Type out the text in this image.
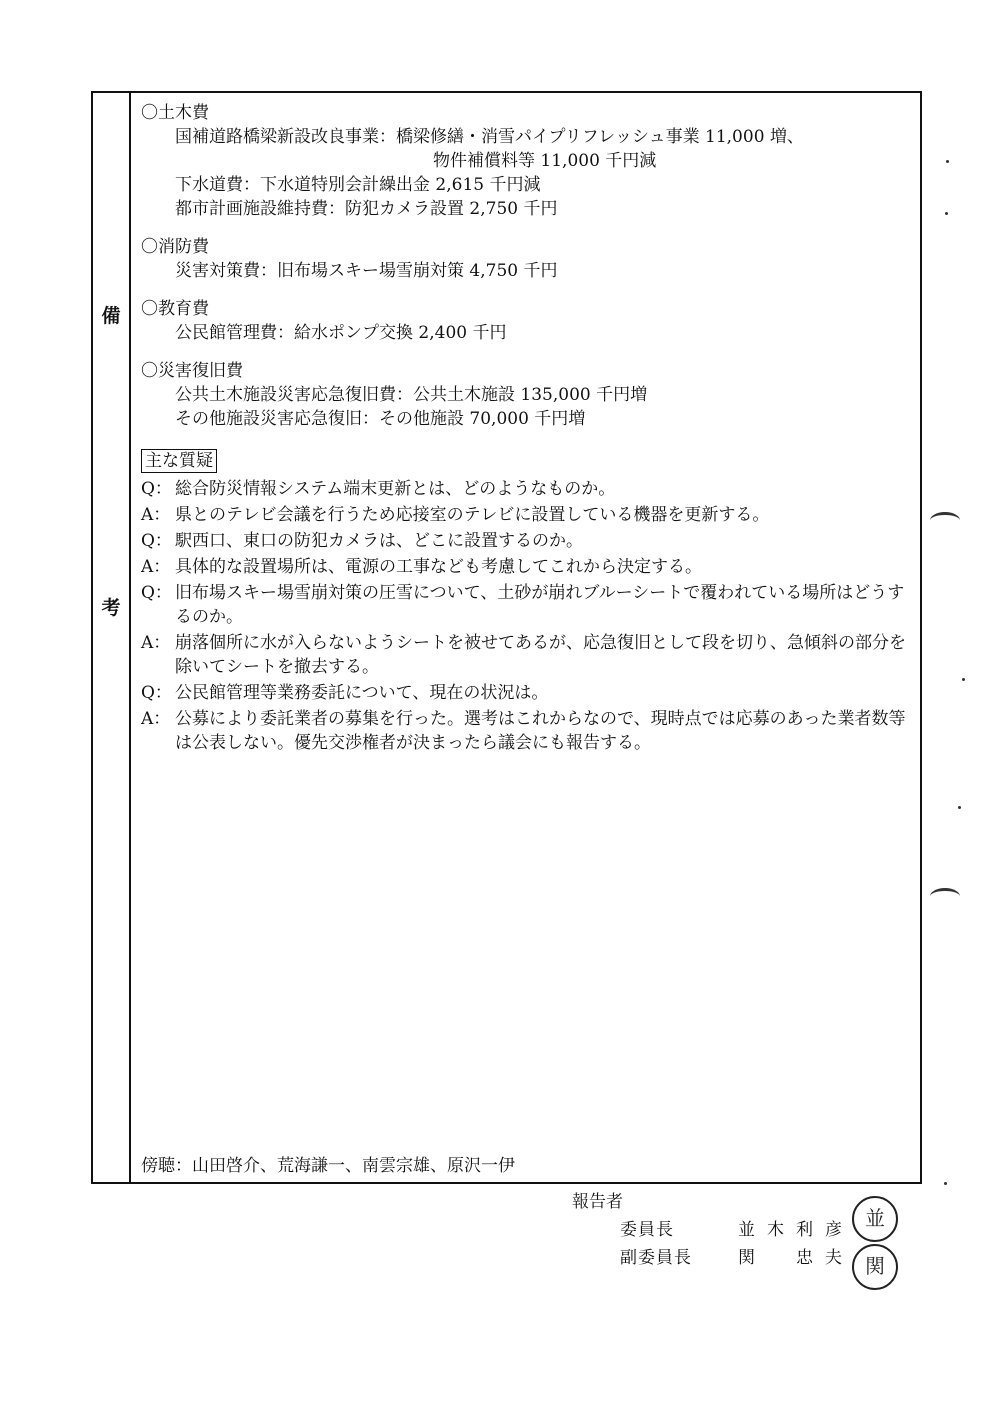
備
考
〇土木費
国補道路橋梁新設改良事業：橋梁修繕・消雪パイプリフレッシュ事業 11,000 増、
物件補償料等 11,000 千円減
下水道費：下水道特別会計繰出金 2,615 千円減
都市計画施設維持費：防犯カメラ設置 2,750 千円
〇消防費
災害対策費：旧布場スキー場雪崩対策 4,750 千円
〇教育費
公民館管理費：給水ポンプ交換 2,400 千円
〇災害復旧費
公共土木施設災害応急復旧費：公共土木施設 135,000 千円増
その他施設災害応急復旧：その他施設 70,000 千円増
主な質疑
Q： 総合防災情報システム端末更新とは、どのようなものか。
A： 県とのテレビ会議を行うため応接室のテレビに設置している機器を更新する。
Q： 駅西口、東口の防犯カメラは、どこに設置するのか。
A： 具体的な設置場所は、電源の工事なども考慮してこれから決定する。
Q： 旧布場スキー場雪崩対策の圧雪について、土砂が崩れブルーシートで覆われている場所はどうするのか。
A： 崩落個所に水が入らないようシートを被せてあるが、応急復旧として段を切り、急傾斜の部分を除いてシートを撤去する。
Q： 公民館管理等業務委託について、現在の状況は。
A： 公募により委託業者の募集を行った。選考はこれからなので、現時点では応募のあった業者数等は公表しない。優先交渉権者が決まったら議会にも報告する。
傍聴：山田啓介、荒海謙一、南雲宗雄、原沢一伊
報告者
委員長	並木利彦
副委員長	関　忠夫
並
関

Aim:
Reproduce every entry word for word, but omit the pictures.

Response below:
Type out the text in this image.
備
考
〇土木費
国補道路橋梁新設改良事業：橋梁修繕・消雪パイプリフレッシュ事業 11,000 増、
物件補償料等 11,000 千円減
下水道費：下水道特別会計繰出金 2,615 千円減
都市計画施設維持費：防犯カメラ設置 2,750 千円
〇消防費
災害対策費：旧布場スキー場雪崩対策 4,750 千円
〇教育費
公民館管理費：給水ポンプ交換 2,400 千円
〇災害復旧費
公共土木施設災害応急復旧費：公共土木施設 135,000 千円増
その他施設災害応急復旧：その他施設 70,000 千円増
主な質疑
Q： 総合防災情報システム端末更新とは、どのようなものか。
A： 県とのテレビ会議を行うため応接室のテレビに設置している機器を更新する。
Q： 駅西口、東口の防犯カメラは、どこに設置するのか。
A： 具体的な設置場所は、電源の工事なども考慮してこれから決定する。
Q： 旧布場スキー場雪崩対策の圧雪について、土砂が崩れブルーシートで覆われている場所はどうするのか。
A： 崩落個所に水が入らないようシートを被せてあるが、応急復旧として段を切り、急傾斜の部分を除いてシートを撤去する。
Q： 公民館管理等業務委託について、現在の状況は。
A： 公募により委託業者の募集を行った。選考はこれからなので、現時点では応募のあった業者数等は公表しない。優先交渉権者が決まったら議会にも報告する。
傍聴：山田啓介、荒海謙一、南雲宗雄、原沢一伊
報告者
委員長	並木利彦
副委員長	関　忠夫
並
関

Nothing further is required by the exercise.